• _WHAT IS EXPECTED_
All the data below goes into the copy word for word, but the pictures don't.

• _DATA FOR THIS EXERCISE_
━━━
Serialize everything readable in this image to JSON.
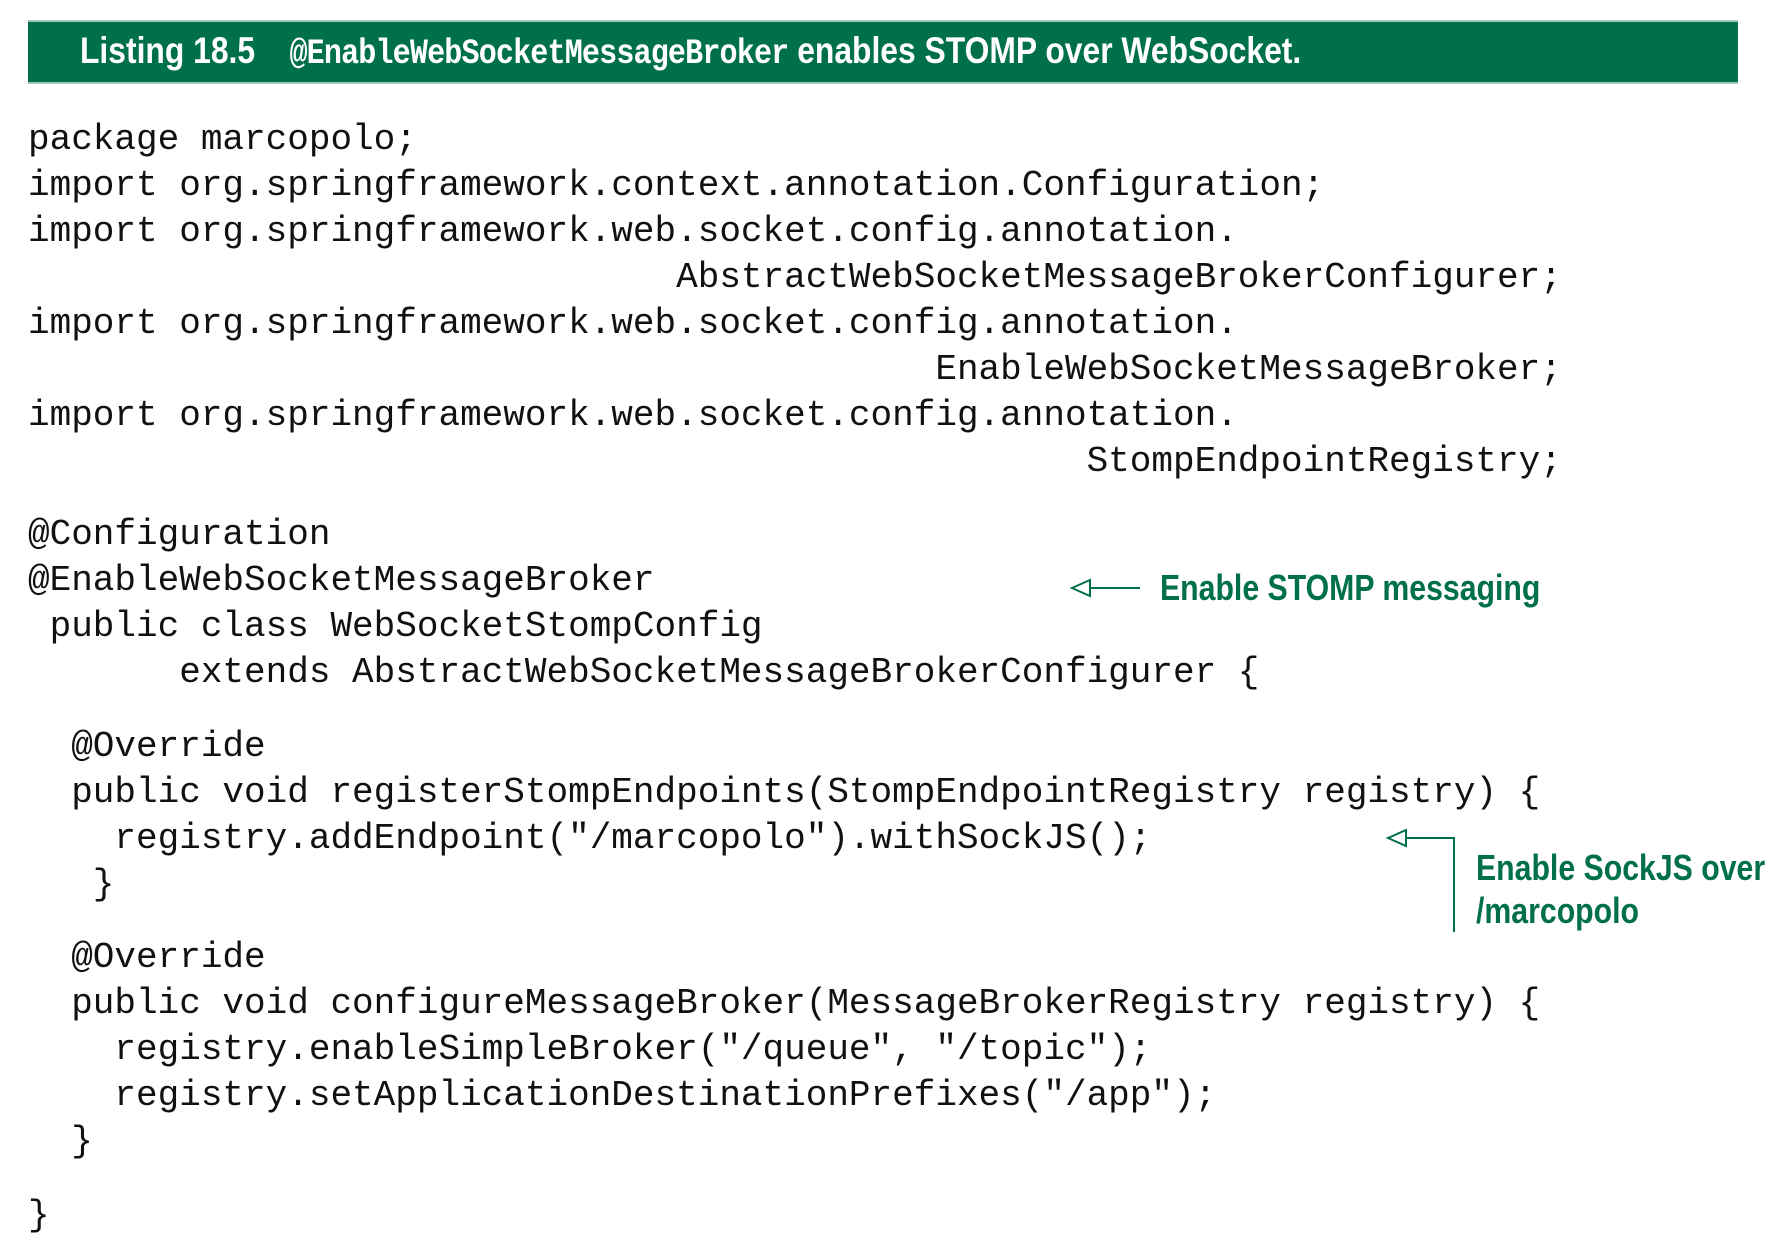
{
  "listing": {
    "number": "Listing 18.5",
    "title_code": "@EnableWebSocketMessageBroker",
    "title_text": " enables STOMP over WebSocket."
  },
  "code_lines": [
    "package marcopolo;",
    "import org.springframework.context.annotation.Configuration;",
    "import org.springframework.web.socket.config.annotation.",
    "                              AbstractWebSocketMessageBrokerConfigurer;",
    "import org.springframework.web.socket.config.annotation.",
    "                                          EnableWebSocketMessageBroker;",
    "import org.springframework.web.socket.config.annotation.",
    "                                                 StompEndpointRegistry;",
    "@Configuration",
    "@EnableWebSocketMessageBroker",
    " public class WebSocketStompConfig",
    "       extends AbstractWebSocketMessageBrokerConfigurer {",
    "  @Override",
    "  public void registerStompEndpoints(StompEndpointRegistry registry) {",
    "    registry.addEndpoint(\"/marcopolo\").withSockJS();",
    "   }",
    "  @Override",
    "  public void configureMessageBroker(MessageBrokerRegistry registry) {",
    "    registry.enableSimpleBroker(\"/queue\", \"/topic\");",
    "    registry.setApplicationDestinationPrefixes(\"/app\");",
    "  }",
    "}"
  ],
  "annotations": {
    "stomp": "Enable STOMP messaging",
    "sockjs_line1": "Enable SockJS over",
    "sockjs_line2": "/marcopolo"
  },
  "colors": {
    "accent": "#00704a"
  }
}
━━━
• _THE COMPLETED TASK_
Serialize everything readable in this image to JSON.
{
  "listing": {
    "number": "Listing 18.5",
    "title_code": "@EnableWebSocketMessageBroker",
    "title_text": " enables STOMP over WebSocket."
  },
  "code_lines": [
    "package marcopolo;",
    "import org.springframework.context.annotation.Configuration;",
    "import org.springframework.web.socket.config.annotation.",
    "                              AbstractWebSocketMessageBrokerConfigurer;",
    "import org.springframework.web.socket.config.annotation.",
    "                                          EnableWebSocketMessageBroker;",
    "import org.springframework.web.socket.config.annotation.",
    "                                                 StompEndpointRegistry;",
    "@Configuration",
    "@EnableWebSocketMessageBroker",
    " public class WebSocketStompConfig",
    "       extends AbstractWebSocketMessageBrokerConfigurer {",
    "  @Override",
    "  public void registerStompEndpoints(StompEndpointRegistry registry) {",
    "    registry.addEndpoint(\"/marcopolo\").withSockJS();",
    "   }",
    "  @Override",
    "  public void configureMessageBroker(MessageBrokerRegistry registry) {",
    "    registry.enableSimpleBroker(\"/queue\", \"/topic\");",
    "    registry.setApplicationDestinationPrefixes(\"/app\");",
    "  }",
    "}"
  ],
  "annotations": {
    "stomp": "Enable STOMP messaging",
    "sockjs_line1": "Enable SockJS over",
    "sockjs_line2": "/marcopolo"
  },
  "colors": {
    "accent": "#00704a"
  }
}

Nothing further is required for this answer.